## Dataset content
++++++++

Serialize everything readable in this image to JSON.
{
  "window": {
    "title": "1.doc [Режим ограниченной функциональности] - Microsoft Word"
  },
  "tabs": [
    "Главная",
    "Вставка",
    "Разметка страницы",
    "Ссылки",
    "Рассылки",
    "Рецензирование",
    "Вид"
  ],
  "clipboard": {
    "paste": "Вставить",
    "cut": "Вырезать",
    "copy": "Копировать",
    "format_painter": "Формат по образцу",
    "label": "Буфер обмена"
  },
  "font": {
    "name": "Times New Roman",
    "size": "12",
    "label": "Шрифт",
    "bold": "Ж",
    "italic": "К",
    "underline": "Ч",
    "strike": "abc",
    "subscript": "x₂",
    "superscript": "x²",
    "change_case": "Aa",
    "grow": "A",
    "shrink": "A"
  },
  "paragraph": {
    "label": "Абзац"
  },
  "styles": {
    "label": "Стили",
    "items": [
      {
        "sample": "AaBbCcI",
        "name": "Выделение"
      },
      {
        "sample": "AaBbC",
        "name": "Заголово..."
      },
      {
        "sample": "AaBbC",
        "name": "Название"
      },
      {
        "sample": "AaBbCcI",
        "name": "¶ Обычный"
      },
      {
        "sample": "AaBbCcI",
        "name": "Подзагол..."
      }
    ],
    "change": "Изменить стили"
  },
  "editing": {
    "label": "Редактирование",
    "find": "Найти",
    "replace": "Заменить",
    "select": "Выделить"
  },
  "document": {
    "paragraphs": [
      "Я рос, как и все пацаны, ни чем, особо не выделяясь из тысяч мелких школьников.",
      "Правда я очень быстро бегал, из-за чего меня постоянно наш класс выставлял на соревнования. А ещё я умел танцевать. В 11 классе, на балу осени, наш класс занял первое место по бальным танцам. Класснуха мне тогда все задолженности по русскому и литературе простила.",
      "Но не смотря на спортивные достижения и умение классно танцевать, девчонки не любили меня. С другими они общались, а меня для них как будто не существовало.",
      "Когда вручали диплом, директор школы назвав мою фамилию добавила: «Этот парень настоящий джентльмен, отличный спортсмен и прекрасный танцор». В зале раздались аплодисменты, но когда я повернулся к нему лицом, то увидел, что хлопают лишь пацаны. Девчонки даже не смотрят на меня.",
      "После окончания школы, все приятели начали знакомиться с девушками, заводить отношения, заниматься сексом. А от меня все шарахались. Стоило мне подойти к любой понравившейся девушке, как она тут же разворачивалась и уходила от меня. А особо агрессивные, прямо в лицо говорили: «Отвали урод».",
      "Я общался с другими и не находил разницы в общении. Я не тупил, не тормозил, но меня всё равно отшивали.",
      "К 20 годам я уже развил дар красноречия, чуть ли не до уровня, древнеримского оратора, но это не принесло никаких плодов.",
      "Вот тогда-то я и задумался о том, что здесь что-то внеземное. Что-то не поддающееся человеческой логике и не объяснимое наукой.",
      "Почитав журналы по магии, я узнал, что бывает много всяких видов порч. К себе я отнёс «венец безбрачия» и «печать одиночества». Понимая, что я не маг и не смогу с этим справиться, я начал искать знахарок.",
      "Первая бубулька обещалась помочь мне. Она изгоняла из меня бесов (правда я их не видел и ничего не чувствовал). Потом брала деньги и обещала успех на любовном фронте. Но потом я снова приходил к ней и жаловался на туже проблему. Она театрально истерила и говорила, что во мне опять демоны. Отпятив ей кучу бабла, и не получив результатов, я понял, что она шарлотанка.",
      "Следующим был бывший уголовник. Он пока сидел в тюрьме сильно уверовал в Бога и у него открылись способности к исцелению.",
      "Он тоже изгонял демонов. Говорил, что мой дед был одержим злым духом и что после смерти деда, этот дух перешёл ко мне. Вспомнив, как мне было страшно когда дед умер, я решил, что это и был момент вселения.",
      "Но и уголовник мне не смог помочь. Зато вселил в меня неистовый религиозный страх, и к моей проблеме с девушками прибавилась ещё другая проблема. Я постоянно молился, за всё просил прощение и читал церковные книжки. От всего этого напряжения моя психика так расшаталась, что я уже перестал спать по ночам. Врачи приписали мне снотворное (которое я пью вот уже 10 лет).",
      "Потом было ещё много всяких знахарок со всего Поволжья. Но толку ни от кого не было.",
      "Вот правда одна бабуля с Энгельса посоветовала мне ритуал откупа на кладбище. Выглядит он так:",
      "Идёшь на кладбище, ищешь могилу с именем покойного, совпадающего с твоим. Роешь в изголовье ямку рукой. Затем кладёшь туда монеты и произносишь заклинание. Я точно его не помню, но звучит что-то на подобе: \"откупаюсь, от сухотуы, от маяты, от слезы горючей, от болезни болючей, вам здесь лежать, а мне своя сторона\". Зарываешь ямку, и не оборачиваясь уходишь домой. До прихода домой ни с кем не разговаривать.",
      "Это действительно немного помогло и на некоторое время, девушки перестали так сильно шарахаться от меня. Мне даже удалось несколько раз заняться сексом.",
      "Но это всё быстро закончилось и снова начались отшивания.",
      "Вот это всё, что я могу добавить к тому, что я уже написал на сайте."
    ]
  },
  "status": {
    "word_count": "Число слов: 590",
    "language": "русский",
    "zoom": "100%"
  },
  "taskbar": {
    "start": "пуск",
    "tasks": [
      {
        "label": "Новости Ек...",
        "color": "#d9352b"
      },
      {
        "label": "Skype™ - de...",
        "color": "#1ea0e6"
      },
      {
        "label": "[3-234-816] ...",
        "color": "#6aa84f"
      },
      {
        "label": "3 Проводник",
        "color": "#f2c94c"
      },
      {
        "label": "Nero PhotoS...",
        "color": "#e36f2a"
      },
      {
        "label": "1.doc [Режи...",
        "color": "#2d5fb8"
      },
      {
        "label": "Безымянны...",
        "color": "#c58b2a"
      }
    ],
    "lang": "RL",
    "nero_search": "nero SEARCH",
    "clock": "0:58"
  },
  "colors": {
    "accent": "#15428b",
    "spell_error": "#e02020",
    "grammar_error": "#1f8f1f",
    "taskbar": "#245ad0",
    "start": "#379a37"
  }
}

++++++++

## Given instruction
Quote the entire listing above exactly.

## Task response
Serialize everything readable in this image to JSON.
{
  "window": {
    "title": "1.doc [Режим ограниченной функциональности] - Microsoft Word"
  },
  "tabs": [
    "Главная",
    "Вставка",
    "Разметка страницы",
    "Ссылки",
    "Рассылки",
    "Рецензирование",
    "Вид"
  ],
  "clipboard": {
    "paste": "Вставить",
    "cut": "Вырезать",
    "copy": "Копировать",
    "format_painter": "Формат по образцу",
    "label": "Буфер обмена"
  },
  "font": {
    "name": "Times New Roman",
    "size": "12",
    "label": "Шрифт",
    "bold": "Ж",
    "italic": "К",
    "underline": "Ч",
    "strike": "abc",
    "subscript": "x₂",
    "superscript": "x²",
    "change_case": "Aa",
    "grow": "A",
    "shrink": "A"
  },
  "paragraph": {
    "label": "Абзац"
  },
  "styles": {
    "label": "Стили",
    "items": [
      {
        "sample": "AaBbCcI",
        "name": "Выделение"
      },
      {
        "sample": "AaBbC",
        "name": "Заголово..."
      },
      {
        "sample": "AaBbC",
        "name": "Название"
      },
      {
        "sample": "AaBbCcI",
        "name": "¶ Обычный"
      },
      {
        "sample": "AaBbCcI",
        "name": "Подзагол..."
      }
    ],
    "change": "Изменить стили"
  },
  "editing": {
    "label": "Редактирование",
    "find": "Найти",
    "replace": "Заменить",
    "select": "Выделить"
  },
  "document": {
    "paragraphs": [
      "Я рос, как и все пацаны, ни чем, особо не выделяясь из тысяч мелких школьников.",
      "Правда я очень быстро бегал, из-за чего меня постоянно наш класс выставлял на соревнования. А ещё я умел танцевать. В 11 классе, на балу осени, наш класс занял первое место по бальным танцам. Класснуха мне тогда все задолженности по русскому и литературе простила.",
      "Но не смотря на спортивные достижения и умение классно танцевать, девчонки не любили меня. С другими они общались, а меня для них как будто не существовало.",
      "Когда вручали диплом, директор школы назвав мою фамилию добавила: «Этот парень настоящий джентльмен, отличный спортсмен и прекрасный танцор». В зале раздались аплодисменты, но когда я повернулся к нему лицом, то увидел, что хлопают лишь пацаны. Девчонки даже не смотрят на меня.",
      "После окончания школы, все приятели начали знакомиться с девушками, заводить отношения, заниматься сексом. А от меня все шарахались. Стоило мне подойти к любой понравившейся девушке, как она тут же разворачивалась и уходила от меня. А особо агрессивные, прямо в лицо говорили: «Отвали урод».",
      "Я общался с другими и не находил разницы в общении. Я не тупил, не тормозил, но меня всё равно отшивали.",
      "К 20 годам я уже развил дар красноречия, чуть ли не до уровня, древнеримского оратора, но это не принесло никаких плодов.",
      "Вот тогда-то я и задумался о том, что здесь что-то внеземное. Что-то не поддающееся человеческой логике и не объяснимое наукой.",
      "Почитав журналы по магии, я узнал, что бывает много всяких видов порч. К себе я отнёс «венец безбрачия» и «печать одиночества». Понимая, что я не маг и не смогу с этим справиться, я начал искать знахарок.",
      "Первая бубулька обещалась помочь мне. Она изгоняла из меня бесов (правда я их не видел и ничего не чувствовал). Потом брала деньги и обещала успех на любовном фронте. Но потом я снова приходил к ней и жаловался на туже проблему. Она театрально истерила и говорила, что во мне опять демоны. Отпятив ей кучу бабла, и не получив результатов, я понял, что она шарлотанка.",
      "Следующим был бывший уголовник. Он пока сидел в тюрьме сильно уверовал в Бога и у него открылись способности к исцелению.",
      "Он тоже изгонял демонов. Говорил, что мой дед был одержим злым духом и что после смерти деда, этот дух перешёл ко мне. Вспомнив, как мне было страшно когда дед умер, я решил, что это и был момент вселения.",
      "Но и уголовник мне не смог помочь. Зато вселил в меня неистовый религиозный страх, и к моей проблеме с девушками прибавилась ещё другая проблема. Я постоянно молился, за всё просил прощение и читал церковные книжки. От всего этого напряжения моя психика так расшаталась, что я уже перестал спать по ночам. Врачи приписали мне снотворное (которое я пью вот уже 10 лет).",
      "Потом было ещё много всяких знахарок со всего Поволжья. Но толку ни от кого не было.",
      "Вот правда одна бабуля с Энгельса посоветовала мне ритуал откупа на кладбище. Выглядит он так:",
      "Идёшь на кладбище, ищешь могилу с именем покойного, совпадающего с твоим. Роешь в изголовье ямку рукой. Затем кладёшь туда монеты и произносишь заклинание. Я точно его не помню, но звучит что-то на подобе: \"откупаюсь, от сухотуы, от маяты, от слезы горючей, от болезни болючей, вам здесь лежать, а мне своя сторона\". Зарываешь ямку, и не оборачиваясь уходишь домой. До прихода домой ни с кем не разговаривать.",
      "Это действительно немного помогло и на некоторое время, девушки перестали так сильно шарахаться от меня. Мне даже удалось несколько раз заняться сексом.",
      "Но это всё быстро закончилось и снова начались отшивания.",
      "Вот это всё, что я могу добавить к тому, что я уже написал на сайте."
    ]
  },
  "status": {
    "word_count": "Число слов: 590",
    "language": "русский",
    "zoom": "100%"
  },
  "taskbar": {
    "start": "пуск",
    "tasks": [
      {
        "label": "Новости Ек...",
        "color": "#d9352b"
      },
      {
        "label": "Skype™ - de...",
        "color": "#1ea0e6"
      },
      {
        "label": "[3-234-816] ...",
        "color": "#6aa84f"
      },
      {
        "label": "3 Проводник",
        "color": "#f2c94c"
      },
      {
        "label": "Nero PhotoS...",
        "color": "#e36f2a"
      },
      {
        "label": "1.doc [Режи...",
        "color": "#2d5fb8"
      },
      {
        "label": "Безымянны...",
        "color": "#c58b2a"
      }
    ],
    "lang": "RL",
    "nero_search": "nero SEARCH",
    "clock": "0:58"
  },
  "colors": {
    "accent": "#15428b",
    "spell_error": "#e02020",
    "grammar_error": "#1f8f1f",
    "taskbar": "#245ad0",
    "start": "#379a37"
  }
}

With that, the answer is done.